- [What to do] Read the entries below and pull out each line with the string "Cloud".

- [Exercise inputs]
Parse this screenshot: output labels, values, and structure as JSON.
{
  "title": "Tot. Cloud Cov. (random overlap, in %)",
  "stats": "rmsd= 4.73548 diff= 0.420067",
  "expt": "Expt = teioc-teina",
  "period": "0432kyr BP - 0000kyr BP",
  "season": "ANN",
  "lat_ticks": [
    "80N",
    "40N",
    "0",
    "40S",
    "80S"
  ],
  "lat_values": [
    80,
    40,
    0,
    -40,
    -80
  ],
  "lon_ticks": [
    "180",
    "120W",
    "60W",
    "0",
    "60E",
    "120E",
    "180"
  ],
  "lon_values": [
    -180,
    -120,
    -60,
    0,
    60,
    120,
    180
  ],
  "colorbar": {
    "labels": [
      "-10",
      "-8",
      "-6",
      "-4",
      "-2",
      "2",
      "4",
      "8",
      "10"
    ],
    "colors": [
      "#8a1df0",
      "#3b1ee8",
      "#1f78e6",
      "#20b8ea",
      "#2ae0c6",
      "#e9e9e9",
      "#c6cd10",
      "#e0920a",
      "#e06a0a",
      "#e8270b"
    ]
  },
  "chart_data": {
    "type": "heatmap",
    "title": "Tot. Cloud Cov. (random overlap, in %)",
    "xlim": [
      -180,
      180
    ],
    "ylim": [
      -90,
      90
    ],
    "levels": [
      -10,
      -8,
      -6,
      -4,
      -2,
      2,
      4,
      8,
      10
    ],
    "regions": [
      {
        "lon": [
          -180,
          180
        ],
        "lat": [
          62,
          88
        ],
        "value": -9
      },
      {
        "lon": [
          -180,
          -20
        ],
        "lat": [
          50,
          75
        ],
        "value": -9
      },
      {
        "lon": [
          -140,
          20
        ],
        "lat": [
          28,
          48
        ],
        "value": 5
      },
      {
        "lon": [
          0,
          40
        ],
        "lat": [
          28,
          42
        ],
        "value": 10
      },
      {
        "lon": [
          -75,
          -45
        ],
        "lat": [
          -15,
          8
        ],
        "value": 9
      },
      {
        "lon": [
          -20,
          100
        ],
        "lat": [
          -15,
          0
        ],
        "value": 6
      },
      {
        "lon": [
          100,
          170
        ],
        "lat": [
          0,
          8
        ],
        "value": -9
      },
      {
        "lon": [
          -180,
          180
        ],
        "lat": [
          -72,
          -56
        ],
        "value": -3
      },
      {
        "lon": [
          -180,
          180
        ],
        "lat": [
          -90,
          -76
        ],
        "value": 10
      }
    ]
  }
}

- [Task output]
  "title": "Tot. Cloud Cov. (random overlap, in %)",
    "title": "Tot. Cloud Cov. (random overlap, in %)",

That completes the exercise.